* start MATERIAL TO PROCESS *
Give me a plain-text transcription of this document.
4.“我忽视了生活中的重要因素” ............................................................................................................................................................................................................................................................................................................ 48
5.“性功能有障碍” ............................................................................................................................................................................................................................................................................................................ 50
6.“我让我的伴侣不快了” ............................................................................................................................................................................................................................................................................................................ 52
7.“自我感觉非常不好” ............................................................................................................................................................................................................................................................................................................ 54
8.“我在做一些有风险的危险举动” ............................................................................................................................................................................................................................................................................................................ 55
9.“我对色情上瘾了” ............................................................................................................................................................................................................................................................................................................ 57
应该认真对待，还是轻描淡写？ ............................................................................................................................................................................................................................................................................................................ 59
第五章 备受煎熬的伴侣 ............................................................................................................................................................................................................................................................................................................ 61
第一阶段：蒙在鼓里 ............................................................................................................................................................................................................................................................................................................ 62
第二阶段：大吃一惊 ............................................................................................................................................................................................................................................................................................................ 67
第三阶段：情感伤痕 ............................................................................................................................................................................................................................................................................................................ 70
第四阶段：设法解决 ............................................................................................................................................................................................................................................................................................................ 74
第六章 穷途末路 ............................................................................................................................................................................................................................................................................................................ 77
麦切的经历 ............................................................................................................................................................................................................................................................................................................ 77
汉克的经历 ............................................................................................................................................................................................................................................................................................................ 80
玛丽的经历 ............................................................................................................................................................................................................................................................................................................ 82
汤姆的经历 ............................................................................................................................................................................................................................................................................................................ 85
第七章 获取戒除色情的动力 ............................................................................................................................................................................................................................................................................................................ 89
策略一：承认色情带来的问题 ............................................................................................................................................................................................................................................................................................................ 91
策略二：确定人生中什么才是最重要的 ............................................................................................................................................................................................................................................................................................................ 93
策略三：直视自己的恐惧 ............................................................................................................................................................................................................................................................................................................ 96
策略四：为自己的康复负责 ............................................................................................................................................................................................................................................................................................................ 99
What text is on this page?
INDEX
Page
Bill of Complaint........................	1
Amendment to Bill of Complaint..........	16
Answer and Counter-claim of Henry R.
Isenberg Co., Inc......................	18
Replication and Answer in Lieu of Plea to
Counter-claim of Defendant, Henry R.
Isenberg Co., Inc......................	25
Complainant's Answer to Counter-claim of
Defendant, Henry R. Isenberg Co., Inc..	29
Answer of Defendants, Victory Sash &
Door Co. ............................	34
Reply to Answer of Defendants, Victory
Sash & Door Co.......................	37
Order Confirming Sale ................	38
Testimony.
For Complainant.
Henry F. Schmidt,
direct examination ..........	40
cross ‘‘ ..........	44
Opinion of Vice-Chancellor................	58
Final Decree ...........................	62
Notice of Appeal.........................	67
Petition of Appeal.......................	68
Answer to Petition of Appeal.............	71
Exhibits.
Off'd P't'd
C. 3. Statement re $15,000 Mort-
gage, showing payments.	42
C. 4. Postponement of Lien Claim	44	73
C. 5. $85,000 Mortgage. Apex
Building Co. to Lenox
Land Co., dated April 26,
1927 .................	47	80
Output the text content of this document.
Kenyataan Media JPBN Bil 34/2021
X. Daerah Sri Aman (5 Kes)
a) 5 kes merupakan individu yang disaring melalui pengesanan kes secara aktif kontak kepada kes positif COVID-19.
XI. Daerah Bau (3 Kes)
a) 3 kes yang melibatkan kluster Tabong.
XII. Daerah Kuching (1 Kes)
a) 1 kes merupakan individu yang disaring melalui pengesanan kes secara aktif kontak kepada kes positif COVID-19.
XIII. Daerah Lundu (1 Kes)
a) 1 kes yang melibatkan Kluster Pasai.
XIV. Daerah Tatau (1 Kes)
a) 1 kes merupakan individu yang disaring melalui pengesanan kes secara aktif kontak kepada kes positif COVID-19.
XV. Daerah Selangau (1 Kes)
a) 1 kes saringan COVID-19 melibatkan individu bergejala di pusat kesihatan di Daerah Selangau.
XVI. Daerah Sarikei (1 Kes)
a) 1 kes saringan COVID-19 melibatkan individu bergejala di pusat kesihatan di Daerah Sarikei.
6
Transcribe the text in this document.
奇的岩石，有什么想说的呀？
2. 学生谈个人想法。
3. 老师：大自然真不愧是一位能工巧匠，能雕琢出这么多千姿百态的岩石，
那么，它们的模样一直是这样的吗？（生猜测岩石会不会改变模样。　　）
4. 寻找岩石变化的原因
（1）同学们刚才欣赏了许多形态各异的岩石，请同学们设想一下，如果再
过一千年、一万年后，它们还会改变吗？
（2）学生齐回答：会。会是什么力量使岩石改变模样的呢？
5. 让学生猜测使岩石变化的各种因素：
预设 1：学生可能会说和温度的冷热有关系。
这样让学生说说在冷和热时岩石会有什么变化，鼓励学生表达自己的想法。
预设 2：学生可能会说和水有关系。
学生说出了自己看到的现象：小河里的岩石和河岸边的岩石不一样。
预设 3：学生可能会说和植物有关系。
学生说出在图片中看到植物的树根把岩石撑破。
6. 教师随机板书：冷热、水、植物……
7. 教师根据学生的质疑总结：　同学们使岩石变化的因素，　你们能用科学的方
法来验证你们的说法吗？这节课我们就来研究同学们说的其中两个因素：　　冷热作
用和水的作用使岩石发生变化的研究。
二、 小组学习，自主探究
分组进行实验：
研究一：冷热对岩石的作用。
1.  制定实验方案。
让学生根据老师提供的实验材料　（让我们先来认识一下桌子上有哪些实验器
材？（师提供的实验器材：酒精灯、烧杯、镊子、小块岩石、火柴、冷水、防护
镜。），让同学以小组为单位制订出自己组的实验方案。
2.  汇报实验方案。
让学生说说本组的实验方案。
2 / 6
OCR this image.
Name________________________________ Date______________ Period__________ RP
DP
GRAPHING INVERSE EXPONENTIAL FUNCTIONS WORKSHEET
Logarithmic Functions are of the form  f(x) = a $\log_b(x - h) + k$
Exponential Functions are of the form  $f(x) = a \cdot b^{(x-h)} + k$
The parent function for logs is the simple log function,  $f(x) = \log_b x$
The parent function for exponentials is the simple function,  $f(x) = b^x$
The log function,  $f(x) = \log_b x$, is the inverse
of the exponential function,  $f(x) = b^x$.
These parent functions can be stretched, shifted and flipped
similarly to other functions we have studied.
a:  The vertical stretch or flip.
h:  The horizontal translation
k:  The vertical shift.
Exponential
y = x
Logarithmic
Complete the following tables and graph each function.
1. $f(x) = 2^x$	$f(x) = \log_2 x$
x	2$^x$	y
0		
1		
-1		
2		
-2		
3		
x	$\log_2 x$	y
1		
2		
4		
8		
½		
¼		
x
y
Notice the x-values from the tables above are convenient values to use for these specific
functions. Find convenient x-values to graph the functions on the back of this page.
* end MATERIAL TO PROCESS *
» GIVEN TASK
Exactly reproduce every line found in the records.

» FINAL RESULT
Give me a plain-text transcription of this document.
4.“我忽视了生活中的重要因素” ............................................................................................................................................................................................................................................................................................................ 48
5.“性功能有障碍” ............................................................................................................................................................................................................................................................................................................ 50
6.“我让我的伴侣不快了” ............................................................................................................................................................................................................................................................................................................ 52
7.“自我感觉非常不好” ............................................................................................................................................................................................................................................................................................................ 54
8.“我在做一些有风险的危险举动” ............................................................................................................................................................................................................................................................................................................ 55
9.“我对色情上瘾了” ............................................................................................................................................................................................................................................................................................................ 57
应该认真对待，还是轻描淡写？ ............................................................................................................................................................................................................................................................................................................ 59
第五章 备受煎熬的伴侣 ............................................................................................................................................................................................................................................................................................................ 61
第一阶段：蒙在鼓里 ............................................................................................................................................................................................................................................................................................................ 62
第二阶段：大吃一惊 ............................................................................................................................................................................................................................................................................................................ 67
第三阶段：情感伤痕 ............................................................................................................................................................................................................................................................................................................ 70
第四阶段：设法解决 ............................................................................................................................................................................................................................................................................................................ 74
第六章 穷途末路 ............................................................................................................................................................................................................................................................................................................ 77
麦切的经历 ............................................................................................................................................................................................................................................................................................................ 77
汉克的经历 ............................................................................................................................................................................................................................................................................................................ 80
玛丽的经历 ............................................................................................................................................................................................................................................................................................................ 82
汤姆的经历 ............................................................................................................................................................................................................................................................................................................ 85
第七章 获取戒除色情的动力 ............................................................................................................................................................................................................................................................................................................ 89
策略一：承认色情带来的问题 ............................................................................................................................................................................................................................................................................................................ 91
策略二：确定人生中什么才是最重要的 ............................................................................................................................................................................................................................................................................................................ 93
策略三：直视自己的恐惧 ............................................................................................................................................................................................................................................................................................................ 96
策略四：为自己的康复负责 ............................................................................................................................................................................................................................................................................................................ 99
What text is on this page?
INDEX
Page
Bill of Complaint........................	1
Amendment to Bill of Complaint..........	16
Answer and Counter-claim of Henry R.
Isenberg Co., Inc......................	18
Replication and Answer in Lieu of Plea to
Counter-claim of Defendant, Henry R.
Isenberg Co., Inc......................	25
Complainant's Answer to Counter-claim of
Defendant, Henry R. Isenberg Co., Inc..	29
Answer of Defendants, Victory Sash &
Door Co. ............................	34
Reply to Answer of Defendants, Victory
Sash & Door Co.......................	37
Order Confirming Sale ................	38
Testimony.
For Complainant.
Henry F. Schmidt,
direct examination ..........	40
cross ‘‘ ..........	44
Opinion of Vice-Chancellor................	58
Final Decree ...........................	62
Notice of Appeal.........................	67
Petition of Appeal.......................	68
Answer to Petition of Appeal.............	71
Exhibits.
Off'd P't'd
C. 3. Statement re $15,000 Mort-
gage, showing payments.	42
C. 4. Postponement of Lien Claim	44	73
C. 5. $85,000 Mortgage. Apex
Building Co. to Lenox
Land Co., dated April 26,
1927 .................	47	80
Output the text content of this document.
Kenyataan Media JPBN Bil 34/2021
X. Daerah Sri Aman (5 Kes)
a) 5 kes merupakan individu yang disaring melalui pengesanan kes secara aktif kontak kepada kes positif COVID-19.
XI. Daerah Bau (3 Kes)
a) 3 kes yang melibatkan kluster Tabong.
XII. Daerah Kuching (1 Kes)
a) 1 kes merupakan individu yang disaring melalui pengesanan kes secara aktif kontak kepada kes positif COVID-19.
XIII. Daerah Lundu (1 Kes)
a) 1 kes yang melibatkan Kluster Pasai.
XIV. Daerah Tatau (1 Kes)
a) 1 kes merupakan individu yang disaring melalui pengesanan kes secara aktif kontak kepada kes positif COVID-19.
XV. Daerah Selangau (1 Kes)
a) 1 kes saringan COVID-19 melibatkan individu bergejala di pusat kesihatan di Daerah Selangau.
XVI. Daerah Sarikei (1 Kes)
a) 1 kes saringan COVID-19 melibatkan individu bergejala di pusat kesihatan di Daerah Sarikei.
6
Transcribe the text in this document.
奇的岩石，有什么想说的呀？
2. 学生谈个人想法。
3. 老师：大自然真不愧是一位能工巧匠，能雕琢出这么多千姿百态的岩石，
那么，它们的模样一直是这样的吗？（生猜测岩石会不会改变模样。　　）
4. 寻找岩石变化的原因
（1）同学们刚才欣赏了许多形态各异的岩石，请同学们设想一下，如果再
过一千年、一万年后，它们还会改变吗？
（2）学生齐回答：会。会是什么力量使岩石改变模样的呢？
5. 让学生猜测使岩石变化的各种因素：
预设 1：学生可能会说和温度的冷热有关系。
这样让学生说说在冷和热时岩石会有什么变化，鼓励学生表达自己的想法。
预设 2：学生可能会说和水有关系。
学生说出了自己看到的现象：小河里的岩石和河岸边的岩石不一样。
预设 3：学生可能会说和植物有关系。
学生说出在图片中看到植物的树根把岩石撑破。
6. 教师随机板书：冷热、水、植物……
7. 教师根据学生的质疑总结：　同学们使岩石变化的因素，　你们能用科学的方
法来验证你们的说法吗？这节课我们就来研究同学们说的其中两个因素：　　冷热作
用和水的作用使岩石发生变化的研究。
二、 小组学习，自主探究
分组进行实验：
研究一：冷热对岩石的作用。
1.  制定实验方案。
让学生根据老师提供的实验材料　（让我们先来认识一下桌子上有哪些实验器
材？（师提供的实验器材：酒精灯、烧杯、镊子、小块岩石、火柴、冷水、防护
镜。），让同学以小组为单位制订出自己组的实验方案。
2.  汇报实验方案。
让学生说说本组的实验方案。
2 / 6
OCR this image.
Name________________________________ Date______________ Period__________ RP
DP
GRAPHING INVERSE EXPONENTIAL FUNCTIONS WORKSHEET
Logarithmic Functions are of the form  f(x) = a $\log_b(x - h) + k$
Exponential Functions are of the form  $f(x) = a \cdot b^{(x-h)} + k$
The parent function for logs is the simple log function,  $f(x) = \log_b x$
The parent function for exponentials is the simple function,  $f(x) = b^x$
The log function,  $f(x) = \log_b x$, is the inverse
of the exponential function,  $f(x) = b^x$.
These parent functions can be stretched, shifted and flipped
similarly to other functions we have studied.
a:  The vertical stretch or flip.
h:  The horizontal translation
k:  The vertical shift.
Exponential
y = x
Logarithmic
Complete the following tables and graph each function.
1. $f(x) = 2^x$	$f(x) = \log_2 x$
x	2$^x$	y
0		
1		
-1		
2		
-2		
3		
x	$\log_2 x$	y
1		
2		
4		
8		
½		
¼		
x
y
Notice the x-values from the tables above are convenient values to use for these specific
functions. Find convenient x-values to graph the functions on the back of this page.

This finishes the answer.